**Source material:**
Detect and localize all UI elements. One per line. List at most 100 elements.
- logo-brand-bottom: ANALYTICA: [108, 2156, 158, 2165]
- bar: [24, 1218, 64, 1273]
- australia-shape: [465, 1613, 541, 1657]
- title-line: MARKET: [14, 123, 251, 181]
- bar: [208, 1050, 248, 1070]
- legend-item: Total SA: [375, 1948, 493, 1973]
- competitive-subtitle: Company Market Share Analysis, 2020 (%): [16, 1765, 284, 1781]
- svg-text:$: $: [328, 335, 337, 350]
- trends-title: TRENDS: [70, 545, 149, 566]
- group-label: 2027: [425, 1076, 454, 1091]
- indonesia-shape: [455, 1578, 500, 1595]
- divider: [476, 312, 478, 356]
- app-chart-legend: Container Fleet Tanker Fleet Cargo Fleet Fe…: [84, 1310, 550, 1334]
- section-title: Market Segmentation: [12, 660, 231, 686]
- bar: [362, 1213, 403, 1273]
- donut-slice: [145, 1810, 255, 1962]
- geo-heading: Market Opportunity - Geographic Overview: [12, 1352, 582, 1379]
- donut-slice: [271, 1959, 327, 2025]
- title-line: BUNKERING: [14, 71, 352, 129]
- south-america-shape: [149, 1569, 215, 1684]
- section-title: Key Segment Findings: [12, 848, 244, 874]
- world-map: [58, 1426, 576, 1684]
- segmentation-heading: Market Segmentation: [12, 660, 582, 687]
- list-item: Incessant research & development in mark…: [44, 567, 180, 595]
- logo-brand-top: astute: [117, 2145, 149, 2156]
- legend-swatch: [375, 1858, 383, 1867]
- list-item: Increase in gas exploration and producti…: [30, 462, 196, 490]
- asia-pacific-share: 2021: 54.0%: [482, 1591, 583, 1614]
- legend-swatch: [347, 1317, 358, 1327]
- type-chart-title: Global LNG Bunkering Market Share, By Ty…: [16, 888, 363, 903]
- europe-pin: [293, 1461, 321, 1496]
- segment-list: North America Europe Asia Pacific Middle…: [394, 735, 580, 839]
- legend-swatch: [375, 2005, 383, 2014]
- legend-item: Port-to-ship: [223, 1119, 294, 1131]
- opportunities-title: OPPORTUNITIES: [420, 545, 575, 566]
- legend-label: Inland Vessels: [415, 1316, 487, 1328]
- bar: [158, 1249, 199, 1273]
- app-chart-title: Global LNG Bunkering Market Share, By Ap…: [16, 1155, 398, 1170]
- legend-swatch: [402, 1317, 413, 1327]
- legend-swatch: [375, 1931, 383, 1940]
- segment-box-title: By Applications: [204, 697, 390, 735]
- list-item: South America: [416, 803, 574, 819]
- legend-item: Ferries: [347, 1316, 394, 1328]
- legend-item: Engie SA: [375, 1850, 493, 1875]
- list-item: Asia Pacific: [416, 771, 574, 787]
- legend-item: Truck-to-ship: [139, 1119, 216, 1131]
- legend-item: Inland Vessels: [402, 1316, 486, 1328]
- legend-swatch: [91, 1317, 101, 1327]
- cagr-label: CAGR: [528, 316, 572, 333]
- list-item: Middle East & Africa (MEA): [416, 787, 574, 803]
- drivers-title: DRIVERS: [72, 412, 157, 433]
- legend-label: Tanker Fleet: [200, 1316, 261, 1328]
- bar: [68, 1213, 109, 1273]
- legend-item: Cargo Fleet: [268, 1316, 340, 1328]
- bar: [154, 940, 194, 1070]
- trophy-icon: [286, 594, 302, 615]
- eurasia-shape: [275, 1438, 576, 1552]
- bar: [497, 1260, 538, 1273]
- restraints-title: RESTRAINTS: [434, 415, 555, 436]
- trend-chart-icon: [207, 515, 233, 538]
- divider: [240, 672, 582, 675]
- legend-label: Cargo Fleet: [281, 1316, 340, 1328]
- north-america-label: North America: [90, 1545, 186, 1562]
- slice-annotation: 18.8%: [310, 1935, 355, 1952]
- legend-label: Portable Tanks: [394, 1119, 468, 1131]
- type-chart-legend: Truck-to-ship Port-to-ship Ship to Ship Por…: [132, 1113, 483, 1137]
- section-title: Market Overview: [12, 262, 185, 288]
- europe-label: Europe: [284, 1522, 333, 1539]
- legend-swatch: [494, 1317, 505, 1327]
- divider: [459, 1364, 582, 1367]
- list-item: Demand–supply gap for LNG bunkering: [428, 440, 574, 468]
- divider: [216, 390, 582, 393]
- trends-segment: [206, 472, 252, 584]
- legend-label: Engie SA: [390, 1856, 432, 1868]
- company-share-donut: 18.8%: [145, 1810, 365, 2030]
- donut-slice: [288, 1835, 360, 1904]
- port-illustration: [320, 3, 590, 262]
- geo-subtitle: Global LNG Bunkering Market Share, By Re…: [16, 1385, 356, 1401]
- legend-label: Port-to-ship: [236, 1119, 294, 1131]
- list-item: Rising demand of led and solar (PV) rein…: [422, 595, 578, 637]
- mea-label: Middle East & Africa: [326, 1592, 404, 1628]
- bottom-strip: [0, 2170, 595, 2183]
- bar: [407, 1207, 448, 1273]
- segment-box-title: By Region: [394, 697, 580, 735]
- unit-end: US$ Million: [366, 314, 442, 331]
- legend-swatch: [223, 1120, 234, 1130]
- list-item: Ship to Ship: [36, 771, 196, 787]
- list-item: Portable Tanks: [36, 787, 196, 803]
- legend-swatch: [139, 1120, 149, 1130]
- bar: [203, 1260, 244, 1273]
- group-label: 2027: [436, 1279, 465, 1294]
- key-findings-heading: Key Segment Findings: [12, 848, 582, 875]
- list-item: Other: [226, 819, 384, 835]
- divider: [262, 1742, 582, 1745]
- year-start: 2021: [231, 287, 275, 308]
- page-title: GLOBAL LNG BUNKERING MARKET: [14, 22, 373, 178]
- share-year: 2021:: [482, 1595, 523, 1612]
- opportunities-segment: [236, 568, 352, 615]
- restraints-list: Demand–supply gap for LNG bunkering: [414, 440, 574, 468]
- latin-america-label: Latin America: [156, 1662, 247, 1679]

**Short exercise:**
Turn every line of the records above into a Markdown table with the columns Row and Line, numbering the rows in order. Skip any blank lines.

**Answer to the problem:**
| Row | Line |
|---|---|
| 1 | Detect and localize all UI elements. One per line. List at most 100 elements. |
| 2 | - logo-brand-bottom: ANALYTICA: [108, 2156, 158, 2165] |
| 3 | - bar: [24, 1218, 64, 1273] |
| 4 | - australia-shape: [465, 1613, 541, 1657] |
| 5 | - title-line: MARKET: [14, 123, 251, 181] |
| 6 | - bar: [208, 1050, 248, 1070] |
| 7 | - legend-item: Total SA: [375, 1948, 493, 1973] |
| 8 | - competitive-subtitle: Company Market Share Analysis, 2020 (%): [16, 1765, 284, 1781] |
| 9 | - svg-text:$: $: [328, 335, 337, 350] |
| 10 | - trends-title: TRENDS: [70, 545, 149, 566] |
| 11 | - group-label: 2027: [425, 1076, 454, 1091] |
| 12 | - indonesia-shape: [455, 1578, 500, 1595] |
| 13 | - divider: [476, 312, 478, 356] |
| 14 | - app-chart-legend: Container Fleet Tanker Fleet Cargo Fleet Fe…: [84, 1310, 550, 1334] |
| 15 | - section-title: Market Segmentation: [12, 660, 231, 686] |
| 16 | - bar: [362, 1213, 403, 1273] |
| 17 | - donut-slice: [145, 1810, 255, 1962] |
| 18 | - geo-heading: Market Opportunity - Geographic Overview: [12, 1352, 582, 1379] |
| 19 | - donut-slice: [271, 1959, 327, 2025] |
| 20 | - title-line: BUNKERING: [14, 71, 352, 129] |
| 21 | - south-america-shape: [149, 1569, 215, 1684] |
| 22 | - section-title: Key Segment Findings: [12, 848, 244, 874] |
| 23 | - world-map: [58, 1426, 576, 1684] |
| 24 | - segmentation-heading: Market Segmentation: [12, 660, 582, 687] |
| 25 | - list-item: Incessant research & development in mark…: [44, 567, 180, 595] |
| 26 | - logo-brand-top: astute: [117, 2145, 149, 2156] |
| 27 | - legend-swatch: [375, 1858, 383, 1867] |
| 28 | - list-item: Increase in gas exploration and producti…: [30, 462, 196, 490] |
| 29 | - asia-pacific-share: 2021: 54.0%: [482, 1591, 583, 1614] |
| 30 | - legend-swatch: [347, 1317, 358, 1327] |
| 31 | - type-chart-title: Global LNG Bunkering Market Share, By Ty…: [16, 888, 363, 903] |
| 32 | - europe-pin: [293, 1461, 321, 1496] |
| 33 | - segment-list: North America Europe Asia Pacific Middle…: [394, 735, 580, 839] |
| 34 | - legend-swatch: [375, 2005, 383, 2014] |
| 35 | - legend-item: Port-to-ship: [223, 1119, 294, 1131] |
| 36 | - opportunities-title: OPPORTUNITIES: [420, 545, 575, 566] |
| 37 | - legend-label: Inland Vessels: [415, 1316, 487, 1328] |
| 38 | - bar: [158, 1249, 199, 1273] |
| 39 | - app-chart-title: Global LNG Bunkering Market Share, By Ap…: [16, 1155, 398, 1170] |
| 40 | - legend-swatch: [402, 1317, 413, 1327] |
| 41 | - legend-swatch: [375, 1931, 383, 1940] |
| 42 | - segment-box-title: By Applications: [204, 697, 390, 735] |
| 43 | - list-item: South America: [416, 803, 574, 819] |
| 44 | - legend-item: Ferries: [347, 1316, 394, 1328] |
| 45 | - legend-item: Engie SA: [375, 1850, 493, 1875] |
| 46 | - list-item: Asia Pacific: [416, 771, 574, 787] |
| 47 | - legend-item: Truck-to-ship: [139, 1119, 216, 1131] |
| 48 | - legend-item: Inland Vessels: [402, 1316, 486, 1328] |
| 49 | - legend-swatch: [91, 1317, 101, 1327] |
| 50 | - cagr-label: CAGR: [528, 316, 572, 333] |
| 51 | - list-item: Middle East & Africa (MEA): [416, 787, 574, 803] |
| 52 | - drivers-title: DRIVERS: [72, 412, 157, 433] |
| 53 | - legend-label: Tanker Fleet: [200, 1316, 261, 1328] |
| 54 | - bar: [68, 1213, 109, 1273] |
| 55 | - legend-item: Cargo Fleet: [268, 1316, 340, 1328] |
| 56 | - bar: [154, 940, 194, 1070] |
| 57 | - trophy-icon: [286, 594, 302, 615] |
| 58 | - eurasia-shape: [275, 1438, 576, 1552] |
| 59 | - bar: [497, 1260, 538, 1273] |
| 60 | - restraints-title: RESTRAINTS: [434, 415, 555, 436] |
| 61 | - trend-chart-icon: [207, 515, 233, 538] |
| 62 | - divider: [240, 672, 582, 675] |
| 63 | - legend-label: Cargo Fleet: [281, 1316, 340, 1328] |
| 64 | - north-america-label: North America: [90, 1545, 186, 1562] |
| 65 | - slice-annotation: 18.8%: [310, 1935, 355, 1952] |
| 66 | - legend-label: Portable Tanks: [394, 1119, 468, 1131] |
| 67 | - type-chart-legend: Truck-to-ship Port-to-ship Ship to Ship Por…: [132, 1113, 483, 1137] |
| 68 | - section-title: Market Overview: [12, 262, 185, 288] |
| 69 | - europe-label: Europe: [284, 1522, 333, 1539] |
| 70 | - legend-swatch: [494, 1317, 505, 1327] |
| 71 | - divider: [459, 1364, 582, 1367] |
| 72 | - list-item: Demand–supply gap for LNG bunkering: [428, 440, 574, 468] |
| 73 | - divider: [216, 390, 582, 393] |
| 74 | - trends-segment: [206, 472, 252, 584] |
| 75 | - legend-label: Engie SA: [390, 1856, 432, 1868] |
| 76 | - company-share-donut: 18.8%: [145, 1810, 365, 2030] |
| 77 | - donut-slice: [288, 1835, 360, 1904] |
| 78 | - port-illustration: [320, 3, 590, 262] |
| 79 | - geo-subtitle: Global LNG Bunkering Market Share, By Re…: [16, 1385, 356, 1401] |
| 80 | - legend-label: Port-to-ship: [236, 1119, 294, 1131] |
| 81 | - list-item: Rising demand of led and solar (PV) rein…: [422, 595, 578, 637] |
| 82 | - mea-label: Middle East & Africa: [326, 1592, 404, 1628] |
| 83 | - bottom-strip: [0, 2170, 595, 2183] |
| 84 | - bar: [407, 1207, 448, 1273] |
| 85 | - segment-box-title: By Region: [394, 697, 580, 735] |
| 86 | - unit-end: US$ Million: [366, 314, 442, 331] |
| 87 | - legend-swatch: [223, 1120, 234, 1130] |
| 88 | - list-item: Ship to Ship: [36, 771, 196, 787] |
| 89 | - list-item: Portable Tanks: [36, 787, 196, 803] |
| 90 | - legend-swatch: [139, 1120, 149, 1130] |
| 91 | - bar: [203, 1260, 244, 1273] |
| 92 | - group-label: 2027: [436, 1279, 465, 1294] |
| 93 | - key-findings-heading: Key Segment Findings: [12, 848, 582, 875] |
| 94 | - list-item: Other: [226, 819, 384, 835] |
| 95 | - divider: [262, 1742, 582, 1745] |
| 96 | - year-start: 2021: [231, 287, 275, 308] |
| 97 | - page-title: GLOBAL LNG BUNKERING MARKET: [14, 22, 373, 178] |
| 98 | - share-year: 2021:: [482, 1595, 523, 1612] |
| 99 | - opportunities-segment: [236, 568, 352, 615] |
| 100 | - restraints-list: Demand–supply gap for LNG bunkering: [414, 440, 574, 468] |
| 101 | - latin-america-label: Latin America: [156, 1662, 247, 1679] |